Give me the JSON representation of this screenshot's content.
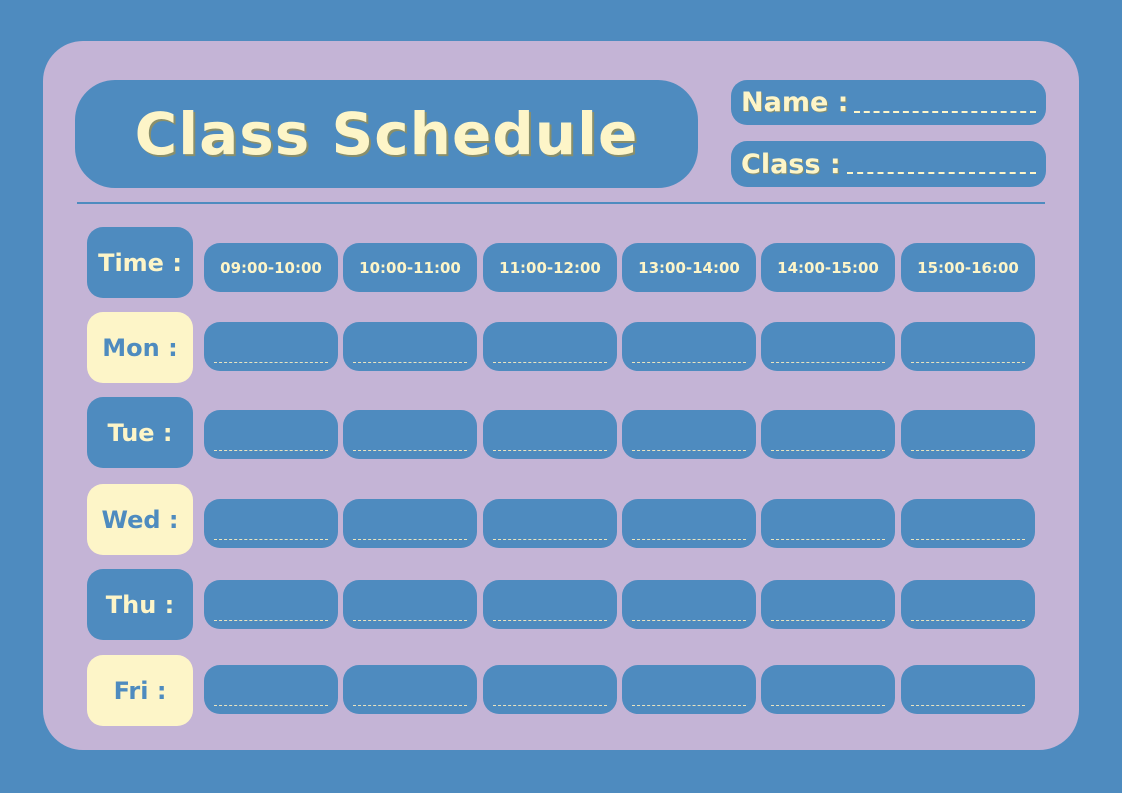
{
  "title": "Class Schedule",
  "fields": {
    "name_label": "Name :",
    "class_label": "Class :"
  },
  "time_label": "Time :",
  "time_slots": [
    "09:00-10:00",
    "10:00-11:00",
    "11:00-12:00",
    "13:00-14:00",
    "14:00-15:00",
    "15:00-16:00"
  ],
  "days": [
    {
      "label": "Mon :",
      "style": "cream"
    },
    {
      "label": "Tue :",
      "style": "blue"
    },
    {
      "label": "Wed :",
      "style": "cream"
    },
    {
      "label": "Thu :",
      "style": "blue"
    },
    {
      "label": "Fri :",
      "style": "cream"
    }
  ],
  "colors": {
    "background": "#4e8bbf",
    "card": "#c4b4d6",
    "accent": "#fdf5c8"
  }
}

_ _ _ _ _ _ _

Copy every entry word for word, but omit the pictures.

Complete response:
Give me the JSON representation of this screenshot's content.
{
  "title": "Class Schedule",
  "fields": {
    "name_label": "Name :",
    "class_label": "Class :"
  },
  "time_label": "Time :",
  "time_slots": [
    "09:00-10:00",
    "10:00-11:00",
    "11:00-12:00",
    "13:00-14:00",
    "14:00-15:00",
    "15:00-16:00"
  ],
  "days": [
    {
      "label": "Mon :",
      "style": "cream"
    },
    {
      "label": "Tue :",
      "style": "blue"
    },
    {
      "label": "Wed :",
      "style": "cream"
    },
    {
      "label": "Thu :",
      "style": "blue"
    },
    {
      "label": "Fri :",
      "style": "cream"
    }
  ],
  "colors": {
    "background": "#4e8bbf",
    "card": "#c4b4d6",
    "accent": "#fdf5c8"
  }
}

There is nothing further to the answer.